Your task is to copy each line that has the word "Pythia".

-- begin DATASET --

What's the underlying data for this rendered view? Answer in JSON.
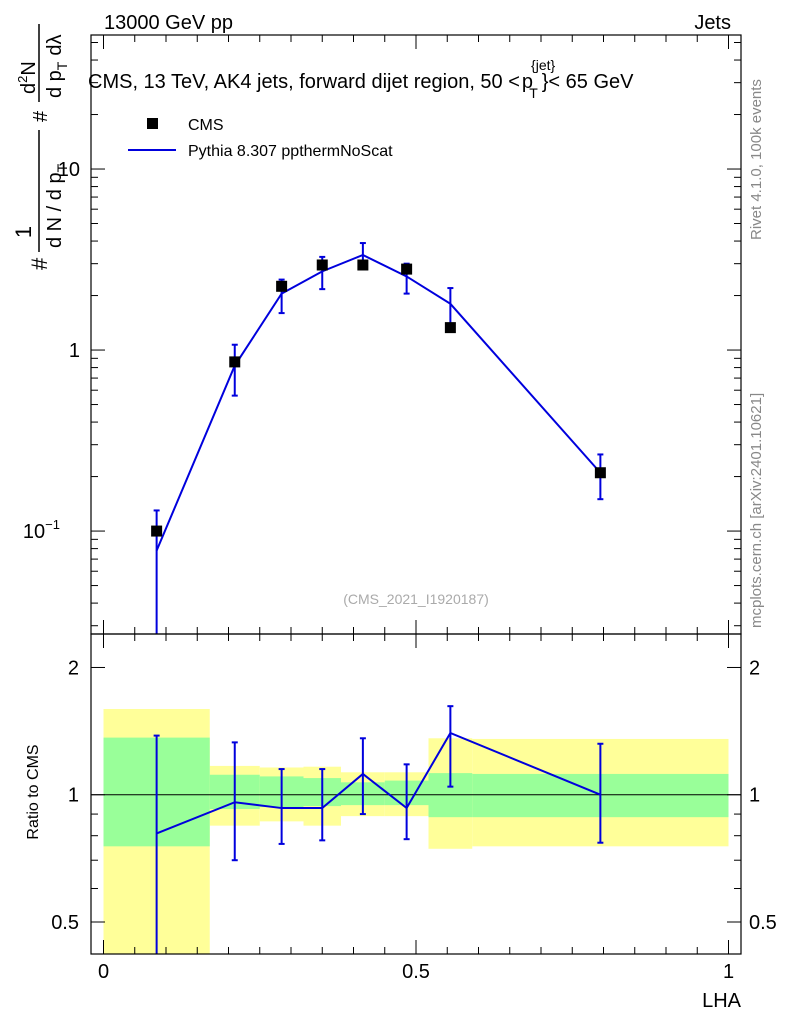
{
  "header": {
    "left": "13000 GeV pp",
    "right": "Jets"
  },
  "side": {
    "rivet": "Rivet 4.1.0,  100k events",
    "mcplots": "mcplots.cern.ch [arXiv:2401.10621]"
  },
  "watermark": "(CMS_2021_I1920187)",
  "colors": {
    "mc": "#0000dd",
    "data": "#000000",
    "band_inner": "#99ff99",
    "band_outer": "#ffff99"
  },
  "chart_data": [
    {
      "type": "line",
      "panel": "main",
      "title": "CMS, 13 TeV, AK4 jets, forward dijet region, 50 <",
      "title_sym_p": "p",
      "title_sup": "{jet}",
      "title_sub": "T",
      "title_tail": "}< 65 GeV",
      "ylabel": {
        "hash": "#",
        "one": "1",
        "dN": "d N / d p",
        "dN_sub": "T",
        "d2N": "d",
        "d2N_sup": "2",
        "d2N_tail": "N",
        "dpT": "d p",
        "dpT_sub": "T",
        "dlambda": "dλ"
      },
      "yscale": "log",
      "ylim": [
        0.027,
        55
      ],
      "xlim": [
        -0.02,
        1.02
      ],
      "yticks": [
        {
          "value": 10,
          "label": "10"
        },
        {
          "value": 1,
          "label": "1"
        },
        {
          "value": 0.1,
          "label": "10",
          "sup": "−1"
        }
      ],
      "legend": [
        {
          "label": "CMS",
          "kind": "marker"
        },
        {
          "label": "Pythia 8.307 ppthermNoScat",
          "kind": "line"
        }
      ],
      "series": [
        {
          "name": "CMS",
          "x": [
            0.085,
            0.21,
            0.285,
            0.35,
            0.415,
            0.485,
            0.555,
            0.795
          ],
          "values": [
            0.1,
            0.86,
            2.25,
            2.95,
            2.95,
            2.8,
            1.33,
            0.21
          ]
        },
        {
          "name": "Pythia 8.307 ppthermNoScat",
          "x": [
            0.085,
            0.21,
            0.285,
            0.35,
            0.415,
            0.485,
            0.555,
            0.795
          ],
          "values": [
            0.078,
            0.82,
            2.05,
            2.72,
            3.35,
            2.55,
            1.8,
            0.21
          ],
          "err_low": [
            0.02,
            0.56,
            1.6,
            2.17,
            2.85,
            2.05,
            1.35,
            0.15
          ],
          "err_high": [
            0.13,
            1.07,
            2.45,
            3.27,
            3.9,
            3.0,
            2.2,
            0.265
          ]
        }
      ]
    },
    {
      "type": "line",
      "panel": "ratio",
      "ylabel": "Ratio to CMS",
      "xlabel": "LHA",
      "yscale": "log",
      "ylim": [
        0.42,
        2.4
      ],
      "xlim": [
        -0.02,
        1.02
      ],
      "yticks": [
        {
          "value": 2,
          "label": "2"
        },
        {
          "value": 1,
          "label": "1"
        },
        {
          "value": 0.5,
          "label": "0.5"
        }
      ],
      "xticks": [
        {
          "value": 0,
          "label": "0"
        },
        {
          "value": 0.5,
          "label": "0.5"
        },
        {
          "value": 1,
          "label": "1"
        }
      ],
      "bins": [
        {
          "lo": 0.0,
          "hi": 0.17,
          "inner": [
            0.755,
            1.365
          ],
          "outer": [
            0.385,
            1.595
          ]
        },
        {
          "lo": 0.17,
          "hi": 0.25,
          "inner": [
            0.925,
            1.115
          ],
          "outer": [
            0.845,
            1.17
          ]
        },
        {
          "lo": 0.25,
          "hi": 0.32,
          "inner": [
            0.935,
            1.105
          ],
          "outer": [
            0.865,
            1.16
          ]
        },
        {
          "lo": 0.32,
          "hi": 0.38,
          "inner": [
            0.94,
            1.095
          ],
          "outer": [
            0.845,
            1.165
          ]
        },
        {
          "lo": 0.38,
          "hi": 0.45,
          "inner": [
            0.945,
            1.07
          ],
          "outer": [
            0.89,
            1.13
          ]
        },
        {
          "lo": 0.45,
          "hi": 0.52,
          "inner": [
            0.945,
            1.08
          ],
          "outer": [
            0.89,
            1.13
          ]
        },
        {
          "lo": 0.52,
          "hi": 0.59,
          "inner": [
            0.885,
            1.125
          ],
          "outer": [
            0.745,
            1.36
          ]
        },
        {
          "lo": 0.59,
          "hi": 1.0,
          "inner": [
            0.885,
            1.12
          ],
          "outer": [
            0.755,
            1.355
          ]
        }
      ],
      "series": [
        {
          "name": "Pythia 8.307 ppthermNoScat / CMS",
          "x": [
            0.085,
            0.21,
            0.285,
            0.35,
            0.415,
            0.485,
            0.555,
            0.795
          ],
          "values": [
            0.81,
            0.96,
            0.93,
            0.93,
            1.12,
            0.93,
            1.4,
            1.0
          ],
          "err_low": [
            0.4,
            0.7,
            0.765,
            0.78,
            0.9,
            0.785,
            1.045,
            0.77
          ],
          "err_high": [
            1.38,
            1.33,
            1.15,
            1.15,
            1.36,
            1.18,
            1.62,
            1.32
          ]
        }
      ]
    }
  ]
}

-- end DATASET --

▸ **RIGHT ANSWER**:
          "label": "Pythia 8.307 ppthermNoScat",
          "name": "Pythia 8.307 ppthermNoScat",
          "name": "Pythia 8.307 ppthermNoScat / CMS",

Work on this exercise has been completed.